**INSTRUCTIONS TO FOLLOW**
Please rewrite the data below, replacing every "table-cell" with "grid-cell" and leaving everything else unchanged. Omit the pictures from your answer.

________________________

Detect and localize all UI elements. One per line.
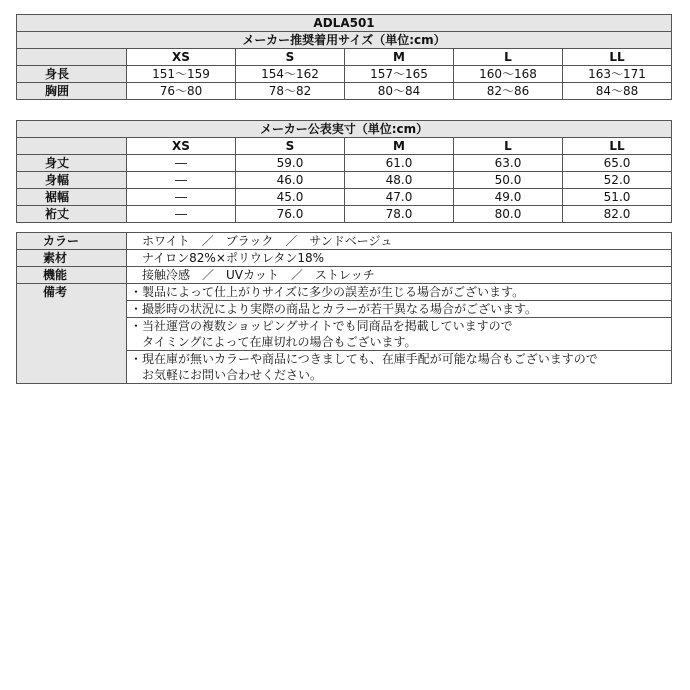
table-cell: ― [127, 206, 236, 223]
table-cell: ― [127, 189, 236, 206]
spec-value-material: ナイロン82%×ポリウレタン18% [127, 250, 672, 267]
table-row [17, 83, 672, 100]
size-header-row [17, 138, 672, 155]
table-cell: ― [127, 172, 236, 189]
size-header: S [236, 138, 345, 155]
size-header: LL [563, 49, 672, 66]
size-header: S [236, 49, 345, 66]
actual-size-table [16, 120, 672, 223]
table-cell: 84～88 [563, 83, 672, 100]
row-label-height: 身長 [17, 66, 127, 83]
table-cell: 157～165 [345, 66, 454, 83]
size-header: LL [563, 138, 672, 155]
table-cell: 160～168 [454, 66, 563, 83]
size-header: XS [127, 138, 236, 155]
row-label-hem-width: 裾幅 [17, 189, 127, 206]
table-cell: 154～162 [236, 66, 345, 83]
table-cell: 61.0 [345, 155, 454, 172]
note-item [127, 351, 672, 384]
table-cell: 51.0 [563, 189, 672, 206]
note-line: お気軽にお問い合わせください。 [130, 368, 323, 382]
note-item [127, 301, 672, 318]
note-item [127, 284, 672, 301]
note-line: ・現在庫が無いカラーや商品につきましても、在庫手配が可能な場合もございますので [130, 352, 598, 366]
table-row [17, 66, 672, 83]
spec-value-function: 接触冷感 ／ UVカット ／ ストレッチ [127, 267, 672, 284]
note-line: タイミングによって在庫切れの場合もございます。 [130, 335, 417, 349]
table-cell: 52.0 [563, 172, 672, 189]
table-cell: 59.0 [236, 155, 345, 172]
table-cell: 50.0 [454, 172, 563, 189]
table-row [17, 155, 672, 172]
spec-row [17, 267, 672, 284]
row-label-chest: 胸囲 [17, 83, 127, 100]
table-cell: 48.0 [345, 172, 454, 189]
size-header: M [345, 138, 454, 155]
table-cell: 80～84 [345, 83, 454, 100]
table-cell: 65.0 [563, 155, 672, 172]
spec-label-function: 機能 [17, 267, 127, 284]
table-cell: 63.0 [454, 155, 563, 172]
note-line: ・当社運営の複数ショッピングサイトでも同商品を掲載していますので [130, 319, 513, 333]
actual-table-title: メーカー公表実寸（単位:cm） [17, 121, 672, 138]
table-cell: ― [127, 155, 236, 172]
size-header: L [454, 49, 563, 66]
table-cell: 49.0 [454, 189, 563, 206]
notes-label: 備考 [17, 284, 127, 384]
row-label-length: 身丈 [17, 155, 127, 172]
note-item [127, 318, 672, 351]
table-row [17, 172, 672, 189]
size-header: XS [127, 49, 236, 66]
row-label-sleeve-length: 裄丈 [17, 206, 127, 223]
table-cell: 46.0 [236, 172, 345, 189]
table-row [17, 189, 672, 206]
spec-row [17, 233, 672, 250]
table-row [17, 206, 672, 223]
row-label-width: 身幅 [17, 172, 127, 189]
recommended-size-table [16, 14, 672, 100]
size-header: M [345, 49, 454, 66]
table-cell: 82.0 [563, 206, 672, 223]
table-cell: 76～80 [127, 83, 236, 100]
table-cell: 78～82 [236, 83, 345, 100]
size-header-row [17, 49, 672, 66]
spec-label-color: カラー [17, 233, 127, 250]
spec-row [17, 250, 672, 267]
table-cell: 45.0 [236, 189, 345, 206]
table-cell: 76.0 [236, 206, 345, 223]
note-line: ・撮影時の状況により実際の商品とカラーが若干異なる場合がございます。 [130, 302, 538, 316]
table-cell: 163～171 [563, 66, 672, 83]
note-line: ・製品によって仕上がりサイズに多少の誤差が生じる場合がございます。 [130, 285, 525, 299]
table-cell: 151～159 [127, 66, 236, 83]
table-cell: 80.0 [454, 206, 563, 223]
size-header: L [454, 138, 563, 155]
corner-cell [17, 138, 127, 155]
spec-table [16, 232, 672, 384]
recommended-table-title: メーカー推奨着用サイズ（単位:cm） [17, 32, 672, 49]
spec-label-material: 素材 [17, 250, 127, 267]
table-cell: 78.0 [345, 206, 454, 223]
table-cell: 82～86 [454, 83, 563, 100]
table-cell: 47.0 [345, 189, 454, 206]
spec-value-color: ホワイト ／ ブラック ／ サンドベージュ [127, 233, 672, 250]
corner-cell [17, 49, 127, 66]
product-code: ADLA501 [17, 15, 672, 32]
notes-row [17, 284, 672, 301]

________________________

**RESULT**
Detect and localize all UI elements. One per line.
grid-cell: ― [127, 206, 236, 223]
grid-cell: ― [127, 189, 236, 206]
spec-value-material: ナイロン82%×ポリウレタン18% [127, 250, 672, 267]
table-row [17, 83, 672, 100]
size-header-row [17, 138, 672, 155]
grid-cell: ― [127, 172, 236, 189]
size-header: S [236, 138, 345, 155]
size-header: LL [563, 49, 672, 66]
size-header: S [236, 49, 345, 66]
actual-size-table [16, 120, 672, 223]
grid-cell: 84～88 [563, 83, 672, 100]
row-label-height: 身長 [17, 66, 127, 83]
grid-cell: 157～165 [345, 66, 454, 83]
size-header: LL [563, 138, 672, 155]
grid-cell: 160～168 [454, 66, 563, 83]
size-header: XS [127, 138, 236, 155]
row-label-hem-width: 裾幅 [17, 189, 127, 206]
grid-cell: 154～162 [236, 66, 345, 83]
grid-cell: 61.0 [345, 155, 454, 172]
note-item [127, 351, 672, 384]
grid-cell: 51.0 [563, 189, 672, 206]
note-line: お気軽にお問い合わせください。 [130, 368, 323, 382]
note-item [127, 301, 672, 318]
note-item [127, 284, 672, 301]
note-line: ・現在庫が無いカラーや商品につきましても、在庫手配が可能な場合もございますので [130, 352, 598, 366]
table-row [17, 66, 672, 83]
spec-value-function: 接触冷感 ／ UVカット ／ ストレッチ [127, 267, 672, 284]
note-line: タイミングによって在庫切れの場合もございます。 [130, 335, 417, 349]
grid-cell: 52.0 [563, 172, 672, 189]
grid-cell: 59.0 [236, 155, 345, 172]
grid-cell: 50.0 [454, 172, 563, 189]
table-row [17, 155, 672, 172]
spec-row [17, 267, 672, 284]
row-label-chest: 胸囲 [17, 83, 127, 100]
grid-cell: 48.0 [345, 172, 454, 189]
size-header: M [345, 138, 454, 155]
grid-cell: 80～84 [345, 83, 454, 100]
grid-cell: 65.0 [563, 155, 672, 172]
spec-label-function: 機能 [17, 267, 127, 284]
grid-cell: 63.0 [454, 155, 563, 172]
note-line: ・当社運営の複数ショッピングサイトでも同商品を掲載していますので [130, 319, 513, 333]
actual-table-title: メーカー公表実寸（単位:cm） [17, 121, 672, 138]
grid-cell: ― [127, 155, 236, 172]
size-header: L [454, 49, 563, 66]
grid-cell: 49.0 [454, 189, 563, 206]
notes-label: 備考 [17, 284, 127, 384]
row-label-length: 身丈 [17, 155, 127, 172]
note-item [127, 318, 672, 351]
table-row [17, 172, 672, 189]
size-header: XS [127, 49, 236, 66]
row-label-sleeve-length: 裄丈 [17, 206, 127, 223]
grid-cell: 46.0 [236, 172, 345, 189]
table-row [17, 189, 672, 206]
spec-row [17, 233, 672, 250]
table-row [17, 206, 672, 223]
row-label-width: 身幅 [17, 172, 127, 189]
recommended-size-table [16, 14, 672, 100]
size-header: M [345, 49, 454, 66]
grid-cell: 82.0 [563, 206, 672, 223]
grid-cell: 76～80 [127, 83, 236, 100]
grid-cell: 78～82 [236, 83, 345, 100]
size-header-row [17, 49, 672, 66]
spec-label-color: カラー [17, 233, 127, 250]
spec-row [17, 250, 672, 267]
grid-cell: 45.0 [236, 189, 345, 206]
grid-cell: 76.0 [236, 206, 345, 223]
note-line: ・撮影時の状況により実際の商品とカラーが若干異なる場合がございます。 [130, 302, 538, 316]
grid-cell: 163～171 [563, 66, 672, 83]
note-line: ・製品によって仕上がりサイズに多少の誤差が生じる場合がございます。 [130, 285, 525, 299]
grid-cell: 151～159 [127, 66, 236, 83]
grid-cell: 80.0 [454, 206, 563, 223]
size-header: L [454, 138, 563, 155]
corner-cell [17, 138, 127, 155]
spec-table [16, 232, 672, 384]
recommended-table-title: メーカー推奨着用サイズ（単位:cm） [17, 32, 672, 49]
spec-label-material: 素材 [17, 250, 127, 267]
grid-cell: 78.0 [345, 206, 454, 223]
grid-cell: 82～86 [454, 83, 563, 100]
grid-cell: 47.0 [345, 189, 454, 206]
spec-value-color: ホワイト ／ ブラック ／ サンドベージュ [127, 233, 672, 250]
corner-cell [17, 49, 127, 66]
product-code: ADLA501 [17, 15, 672, 32]
notes-row [17, 284, 672, 301]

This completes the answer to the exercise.